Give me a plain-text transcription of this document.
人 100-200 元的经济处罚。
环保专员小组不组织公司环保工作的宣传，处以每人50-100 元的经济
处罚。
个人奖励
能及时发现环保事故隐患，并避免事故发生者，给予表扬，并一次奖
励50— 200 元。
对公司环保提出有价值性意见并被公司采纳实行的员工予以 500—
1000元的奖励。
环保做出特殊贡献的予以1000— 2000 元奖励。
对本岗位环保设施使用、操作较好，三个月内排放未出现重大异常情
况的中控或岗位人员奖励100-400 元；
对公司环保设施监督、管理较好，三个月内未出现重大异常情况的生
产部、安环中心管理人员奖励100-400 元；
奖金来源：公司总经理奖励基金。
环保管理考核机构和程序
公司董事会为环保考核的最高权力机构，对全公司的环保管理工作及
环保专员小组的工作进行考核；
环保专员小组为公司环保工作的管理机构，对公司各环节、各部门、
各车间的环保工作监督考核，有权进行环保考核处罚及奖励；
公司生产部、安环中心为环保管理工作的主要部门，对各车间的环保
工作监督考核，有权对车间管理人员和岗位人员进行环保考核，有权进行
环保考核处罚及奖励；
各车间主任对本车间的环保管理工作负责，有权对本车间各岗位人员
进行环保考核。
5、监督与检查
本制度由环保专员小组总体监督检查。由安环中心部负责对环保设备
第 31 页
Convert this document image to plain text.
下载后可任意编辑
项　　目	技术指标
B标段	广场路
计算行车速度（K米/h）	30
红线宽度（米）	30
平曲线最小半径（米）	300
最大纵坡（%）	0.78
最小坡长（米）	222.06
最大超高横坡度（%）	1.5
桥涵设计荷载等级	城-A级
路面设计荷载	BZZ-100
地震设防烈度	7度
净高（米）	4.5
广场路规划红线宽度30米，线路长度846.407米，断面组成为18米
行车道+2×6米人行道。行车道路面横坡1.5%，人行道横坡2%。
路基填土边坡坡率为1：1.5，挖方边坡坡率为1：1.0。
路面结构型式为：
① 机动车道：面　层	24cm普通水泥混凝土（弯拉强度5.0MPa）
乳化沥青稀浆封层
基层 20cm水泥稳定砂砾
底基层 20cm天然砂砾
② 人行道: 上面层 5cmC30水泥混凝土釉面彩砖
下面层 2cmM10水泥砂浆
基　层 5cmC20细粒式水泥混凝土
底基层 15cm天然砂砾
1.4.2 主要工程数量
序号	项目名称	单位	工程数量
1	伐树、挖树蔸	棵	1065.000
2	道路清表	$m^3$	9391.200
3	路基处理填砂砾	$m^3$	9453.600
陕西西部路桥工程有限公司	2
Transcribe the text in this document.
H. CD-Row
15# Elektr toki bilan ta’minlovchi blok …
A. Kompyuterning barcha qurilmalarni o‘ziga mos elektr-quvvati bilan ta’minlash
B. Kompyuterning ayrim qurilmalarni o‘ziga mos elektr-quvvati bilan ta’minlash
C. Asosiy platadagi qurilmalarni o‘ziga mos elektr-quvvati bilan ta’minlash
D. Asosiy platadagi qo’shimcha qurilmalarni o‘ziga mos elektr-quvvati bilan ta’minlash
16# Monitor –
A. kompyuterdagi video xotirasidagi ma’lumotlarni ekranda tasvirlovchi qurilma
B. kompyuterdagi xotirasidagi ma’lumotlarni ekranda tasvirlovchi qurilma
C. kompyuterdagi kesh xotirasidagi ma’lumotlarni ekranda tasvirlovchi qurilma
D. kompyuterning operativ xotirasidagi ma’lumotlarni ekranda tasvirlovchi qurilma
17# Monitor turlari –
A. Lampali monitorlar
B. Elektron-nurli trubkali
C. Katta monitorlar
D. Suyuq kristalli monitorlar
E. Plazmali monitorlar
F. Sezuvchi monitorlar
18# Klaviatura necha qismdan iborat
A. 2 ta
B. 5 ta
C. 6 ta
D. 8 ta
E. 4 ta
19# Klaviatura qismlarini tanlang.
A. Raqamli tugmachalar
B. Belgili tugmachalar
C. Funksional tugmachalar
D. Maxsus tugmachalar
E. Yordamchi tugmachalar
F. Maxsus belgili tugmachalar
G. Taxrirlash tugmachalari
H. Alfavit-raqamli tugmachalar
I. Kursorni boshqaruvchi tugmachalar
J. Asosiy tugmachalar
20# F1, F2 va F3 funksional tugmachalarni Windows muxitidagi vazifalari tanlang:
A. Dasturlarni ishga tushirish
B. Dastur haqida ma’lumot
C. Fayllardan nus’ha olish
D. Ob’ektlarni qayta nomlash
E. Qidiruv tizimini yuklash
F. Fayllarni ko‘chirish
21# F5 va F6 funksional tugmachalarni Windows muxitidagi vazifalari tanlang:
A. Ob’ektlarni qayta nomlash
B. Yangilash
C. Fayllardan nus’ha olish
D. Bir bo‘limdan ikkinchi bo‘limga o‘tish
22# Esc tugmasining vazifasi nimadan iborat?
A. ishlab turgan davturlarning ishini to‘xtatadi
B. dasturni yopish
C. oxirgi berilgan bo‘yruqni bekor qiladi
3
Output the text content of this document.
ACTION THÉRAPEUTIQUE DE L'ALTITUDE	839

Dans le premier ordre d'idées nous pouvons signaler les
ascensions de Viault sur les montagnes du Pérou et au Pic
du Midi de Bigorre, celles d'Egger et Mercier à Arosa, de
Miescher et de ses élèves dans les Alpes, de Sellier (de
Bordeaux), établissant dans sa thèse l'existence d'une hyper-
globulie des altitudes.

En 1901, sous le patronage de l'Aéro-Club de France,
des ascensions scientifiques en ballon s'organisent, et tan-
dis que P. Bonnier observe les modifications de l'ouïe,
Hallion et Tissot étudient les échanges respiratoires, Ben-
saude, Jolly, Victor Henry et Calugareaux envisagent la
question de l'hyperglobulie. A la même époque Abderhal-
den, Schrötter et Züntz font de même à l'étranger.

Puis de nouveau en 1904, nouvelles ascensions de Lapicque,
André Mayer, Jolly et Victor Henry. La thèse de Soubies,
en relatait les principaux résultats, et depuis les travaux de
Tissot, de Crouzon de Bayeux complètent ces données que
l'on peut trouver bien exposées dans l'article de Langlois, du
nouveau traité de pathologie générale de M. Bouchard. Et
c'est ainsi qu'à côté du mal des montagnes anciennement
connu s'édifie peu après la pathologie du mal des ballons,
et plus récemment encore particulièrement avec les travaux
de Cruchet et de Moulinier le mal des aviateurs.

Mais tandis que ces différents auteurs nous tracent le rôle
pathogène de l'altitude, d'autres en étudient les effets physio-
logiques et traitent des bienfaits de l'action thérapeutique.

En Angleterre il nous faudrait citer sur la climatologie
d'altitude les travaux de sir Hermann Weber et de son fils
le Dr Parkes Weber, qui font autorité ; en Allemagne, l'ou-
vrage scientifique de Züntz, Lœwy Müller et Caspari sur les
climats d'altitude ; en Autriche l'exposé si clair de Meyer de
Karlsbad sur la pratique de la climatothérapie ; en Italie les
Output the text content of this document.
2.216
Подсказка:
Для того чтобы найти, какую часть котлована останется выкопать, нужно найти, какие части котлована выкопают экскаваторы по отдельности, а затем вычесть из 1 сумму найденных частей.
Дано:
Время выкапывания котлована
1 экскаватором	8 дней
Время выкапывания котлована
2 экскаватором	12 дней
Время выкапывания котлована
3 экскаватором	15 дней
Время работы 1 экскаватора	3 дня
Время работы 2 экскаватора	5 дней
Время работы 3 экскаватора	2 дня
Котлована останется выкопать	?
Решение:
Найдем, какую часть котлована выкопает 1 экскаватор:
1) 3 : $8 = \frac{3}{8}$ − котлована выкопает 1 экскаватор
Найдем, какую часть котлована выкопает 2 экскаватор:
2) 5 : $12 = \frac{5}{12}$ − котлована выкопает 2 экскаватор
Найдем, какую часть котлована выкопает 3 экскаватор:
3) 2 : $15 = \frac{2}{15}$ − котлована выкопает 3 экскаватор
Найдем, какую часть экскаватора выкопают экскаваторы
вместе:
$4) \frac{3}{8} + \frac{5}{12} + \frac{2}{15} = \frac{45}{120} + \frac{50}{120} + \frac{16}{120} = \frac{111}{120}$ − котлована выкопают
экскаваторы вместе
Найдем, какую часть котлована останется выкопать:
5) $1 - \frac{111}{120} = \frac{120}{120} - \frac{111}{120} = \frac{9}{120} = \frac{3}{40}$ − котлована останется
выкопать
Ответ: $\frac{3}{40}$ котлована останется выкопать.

******

Filter the entries down to the lines containing "Найдем". Copy each of those lines.

# Completed task:
Найдем, какую часть котлована выкопает 1 экскаватор:
Найдем, какую часть котлована выкопает 2 экскаватор:
Найдем, какую часть котлована выкопает 3 экскаватор:
Найдем, какую часть экскаватора выкопают экскаваторы
Найдем, какую часть котлована останется выкопать:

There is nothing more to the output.